** Goal of the exercise **
Gather, from the data below, each line in which the word "text" occurs.

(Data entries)

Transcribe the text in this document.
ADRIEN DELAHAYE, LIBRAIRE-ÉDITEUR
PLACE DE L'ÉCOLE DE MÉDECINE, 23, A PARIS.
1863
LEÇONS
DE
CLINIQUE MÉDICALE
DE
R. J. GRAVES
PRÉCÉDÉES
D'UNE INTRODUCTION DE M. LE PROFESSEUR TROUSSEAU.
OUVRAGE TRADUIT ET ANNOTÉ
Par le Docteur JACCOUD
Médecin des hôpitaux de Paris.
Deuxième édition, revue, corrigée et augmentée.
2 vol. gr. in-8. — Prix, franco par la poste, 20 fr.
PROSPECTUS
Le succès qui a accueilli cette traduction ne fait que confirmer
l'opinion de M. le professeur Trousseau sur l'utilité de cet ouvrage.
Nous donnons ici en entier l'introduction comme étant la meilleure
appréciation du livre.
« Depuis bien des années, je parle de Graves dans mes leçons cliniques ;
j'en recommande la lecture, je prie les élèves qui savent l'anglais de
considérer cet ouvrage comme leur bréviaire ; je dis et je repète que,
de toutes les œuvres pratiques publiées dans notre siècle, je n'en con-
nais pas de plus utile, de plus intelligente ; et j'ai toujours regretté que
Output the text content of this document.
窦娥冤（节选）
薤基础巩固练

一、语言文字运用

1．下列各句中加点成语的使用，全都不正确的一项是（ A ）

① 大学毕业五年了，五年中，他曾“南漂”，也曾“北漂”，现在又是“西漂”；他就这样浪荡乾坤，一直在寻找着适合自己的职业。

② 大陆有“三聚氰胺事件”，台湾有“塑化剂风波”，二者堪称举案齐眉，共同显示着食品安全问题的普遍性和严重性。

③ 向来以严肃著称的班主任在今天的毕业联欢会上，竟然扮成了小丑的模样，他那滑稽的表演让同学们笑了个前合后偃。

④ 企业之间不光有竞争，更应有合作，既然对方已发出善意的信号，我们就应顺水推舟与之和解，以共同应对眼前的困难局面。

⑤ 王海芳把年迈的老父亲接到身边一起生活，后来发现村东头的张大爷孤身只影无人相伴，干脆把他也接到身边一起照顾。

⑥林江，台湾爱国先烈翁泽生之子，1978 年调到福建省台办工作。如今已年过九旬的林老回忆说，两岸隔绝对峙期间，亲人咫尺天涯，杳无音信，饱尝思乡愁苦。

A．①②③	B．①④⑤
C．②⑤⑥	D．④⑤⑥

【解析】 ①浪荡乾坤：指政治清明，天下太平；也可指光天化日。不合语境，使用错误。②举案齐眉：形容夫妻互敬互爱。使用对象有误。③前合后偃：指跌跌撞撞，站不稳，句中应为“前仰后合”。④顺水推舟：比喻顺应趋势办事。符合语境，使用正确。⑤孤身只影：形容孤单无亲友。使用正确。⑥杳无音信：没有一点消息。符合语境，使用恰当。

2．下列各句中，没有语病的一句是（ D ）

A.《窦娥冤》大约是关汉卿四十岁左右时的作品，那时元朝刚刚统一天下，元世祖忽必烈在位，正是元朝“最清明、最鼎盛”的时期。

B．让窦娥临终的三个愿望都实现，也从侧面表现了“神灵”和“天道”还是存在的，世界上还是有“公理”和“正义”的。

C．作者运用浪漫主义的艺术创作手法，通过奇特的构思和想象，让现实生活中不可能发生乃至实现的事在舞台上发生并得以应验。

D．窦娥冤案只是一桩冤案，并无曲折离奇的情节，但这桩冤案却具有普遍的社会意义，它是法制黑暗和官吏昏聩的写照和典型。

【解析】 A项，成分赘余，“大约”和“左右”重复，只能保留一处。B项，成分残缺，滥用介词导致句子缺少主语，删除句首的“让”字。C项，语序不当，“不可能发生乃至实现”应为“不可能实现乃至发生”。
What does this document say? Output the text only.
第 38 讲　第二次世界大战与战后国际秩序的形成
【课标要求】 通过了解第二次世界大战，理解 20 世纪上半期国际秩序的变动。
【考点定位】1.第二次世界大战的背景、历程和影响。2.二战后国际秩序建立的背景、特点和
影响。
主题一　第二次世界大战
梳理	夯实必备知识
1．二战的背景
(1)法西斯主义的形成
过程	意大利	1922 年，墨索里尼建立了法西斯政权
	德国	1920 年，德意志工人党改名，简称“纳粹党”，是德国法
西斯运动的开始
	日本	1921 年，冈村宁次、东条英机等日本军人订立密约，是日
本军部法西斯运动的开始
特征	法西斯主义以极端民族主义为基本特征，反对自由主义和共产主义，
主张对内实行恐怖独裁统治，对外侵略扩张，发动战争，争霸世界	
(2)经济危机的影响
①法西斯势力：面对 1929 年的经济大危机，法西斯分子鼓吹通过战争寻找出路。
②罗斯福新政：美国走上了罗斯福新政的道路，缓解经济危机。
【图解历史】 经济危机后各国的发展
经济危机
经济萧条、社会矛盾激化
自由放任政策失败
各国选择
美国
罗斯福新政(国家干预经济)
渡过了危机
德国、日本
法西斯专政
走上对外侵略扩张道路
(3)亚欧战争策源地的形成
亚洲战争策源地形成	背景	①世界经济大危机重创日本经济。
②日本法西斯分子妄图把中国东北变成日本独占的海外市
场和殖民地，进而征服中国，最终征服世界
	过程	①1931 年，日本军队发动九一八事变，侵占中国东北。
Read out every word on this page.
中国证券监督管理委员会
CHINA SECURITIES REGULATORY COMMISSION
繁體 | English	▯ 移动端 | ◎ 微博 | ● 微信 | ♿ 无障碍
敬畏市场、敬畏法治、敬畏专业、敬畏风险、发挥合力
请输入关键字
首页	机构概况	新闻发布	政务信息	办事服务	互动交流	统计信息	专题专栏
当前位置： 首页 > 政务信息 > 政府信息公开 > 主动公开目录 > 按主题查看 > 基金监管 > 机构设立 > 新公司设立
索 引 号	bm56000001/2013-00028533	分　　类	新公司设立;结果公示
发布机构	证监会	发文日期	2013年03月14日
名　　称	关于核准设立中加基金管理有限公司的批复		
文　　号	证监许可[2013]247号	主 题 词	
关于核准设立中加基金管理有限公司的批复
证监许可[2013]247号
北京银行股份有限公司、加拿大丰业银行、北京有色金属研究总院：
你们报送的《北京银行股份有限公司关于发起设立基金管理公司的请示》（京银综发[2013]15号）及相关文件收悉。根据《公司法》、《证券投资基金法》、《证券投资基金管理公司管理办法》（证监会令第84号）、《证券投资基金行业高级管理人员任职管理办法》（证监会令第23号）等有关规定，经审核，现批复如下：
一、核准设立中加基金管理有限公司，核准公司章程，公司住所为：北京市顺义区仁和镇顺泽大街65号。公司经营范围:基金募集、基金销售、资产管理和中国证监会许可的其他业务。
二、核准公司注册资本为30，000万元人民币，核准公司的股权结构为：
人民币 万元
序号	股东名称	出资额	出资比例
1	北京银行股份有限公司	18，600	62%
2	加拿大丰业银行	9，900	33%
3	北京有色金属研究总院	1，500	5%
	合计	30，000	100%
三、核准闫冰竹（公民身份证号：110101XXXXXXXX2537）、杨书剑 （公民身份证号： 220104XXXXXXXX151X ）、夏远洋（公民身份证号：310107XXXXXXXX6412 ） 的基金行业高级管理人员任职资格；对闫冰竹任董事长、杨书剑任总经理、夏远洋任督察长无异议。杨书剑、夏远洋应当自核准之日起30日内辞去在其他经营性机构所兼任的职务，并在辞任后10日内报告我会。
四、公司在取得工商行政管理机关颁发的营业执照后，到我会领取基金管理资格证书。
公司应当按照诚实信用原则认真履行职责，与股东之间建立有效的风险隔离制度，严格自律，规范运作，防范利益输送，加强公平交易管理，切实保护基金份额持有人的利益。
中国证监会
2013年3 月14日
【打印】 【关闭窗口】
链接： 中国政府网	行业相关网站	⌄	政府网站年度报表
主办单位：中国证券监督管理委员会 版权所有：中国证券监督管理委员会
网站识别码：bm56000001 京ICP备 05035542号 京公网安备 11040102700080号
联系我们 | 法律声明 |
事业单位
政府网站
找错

** Response for this exercise **
Transcribe the text in this document.
Output the text content of this document.
What does this document say? Output the text only.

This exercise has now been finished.